TASK PROMPT:
Of the lines below, count those containing the word "There". Reply with the number alone.

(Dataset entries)

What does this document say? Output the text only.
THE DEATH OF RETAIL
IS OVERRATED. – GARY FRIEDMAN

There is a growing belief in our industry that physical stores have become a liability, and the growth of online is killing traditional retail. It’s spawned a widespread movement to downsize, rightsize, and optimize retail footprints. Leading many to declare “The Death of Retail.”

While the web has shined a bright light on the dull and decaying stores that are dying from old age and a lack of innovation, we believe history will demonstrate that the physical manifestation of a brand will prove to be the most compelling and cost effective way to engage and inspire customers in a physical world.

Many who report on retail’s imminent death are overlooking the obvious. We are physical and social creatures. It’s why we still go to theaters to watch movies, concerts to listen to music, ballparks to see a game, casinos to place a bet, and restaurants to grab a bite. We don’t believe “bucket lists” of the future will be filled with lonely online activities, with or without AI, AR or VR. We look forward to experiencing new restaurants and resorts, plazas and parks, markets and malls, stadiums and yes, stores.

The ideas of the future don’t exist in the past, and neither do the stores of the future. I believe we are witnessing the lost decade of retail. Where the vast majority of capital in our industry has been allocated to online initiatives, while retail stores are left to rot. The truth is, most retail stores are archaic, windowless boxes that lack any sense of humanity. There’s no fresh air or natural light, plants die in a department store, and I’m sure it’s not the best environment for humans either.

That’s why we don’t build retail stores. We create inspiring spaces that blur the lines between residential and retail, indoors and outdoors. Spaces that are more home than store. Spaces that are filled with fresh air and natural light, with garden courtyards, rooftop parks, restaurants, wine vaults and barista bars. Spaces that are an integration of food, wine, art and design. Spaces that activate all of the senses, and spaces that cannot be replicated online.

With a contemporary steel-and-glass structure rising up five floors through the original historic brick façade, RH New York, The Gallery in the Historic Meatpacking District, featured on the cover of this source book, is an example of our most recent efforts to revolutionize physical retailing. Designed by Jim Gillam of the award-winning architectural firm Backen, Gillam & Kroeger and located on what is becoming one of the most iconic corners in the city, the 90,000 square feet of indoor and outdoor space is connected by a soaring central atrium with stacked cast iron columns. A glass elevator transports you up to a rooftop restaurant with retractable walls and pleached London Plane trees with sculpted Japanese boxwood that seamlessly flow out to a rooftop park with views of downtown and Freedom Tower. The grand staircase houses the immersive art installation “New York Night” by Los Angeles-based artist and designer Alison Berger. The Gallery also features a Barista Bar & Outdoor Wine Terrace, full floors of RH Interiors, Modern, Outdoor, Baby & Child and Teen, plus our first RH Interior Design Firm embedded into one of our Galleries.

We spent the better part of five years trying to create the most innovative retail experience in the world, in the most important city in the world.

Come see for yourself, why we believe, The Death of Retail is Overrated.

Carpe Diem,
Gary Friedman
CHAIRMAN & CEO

FINISHED EXERCISE:
2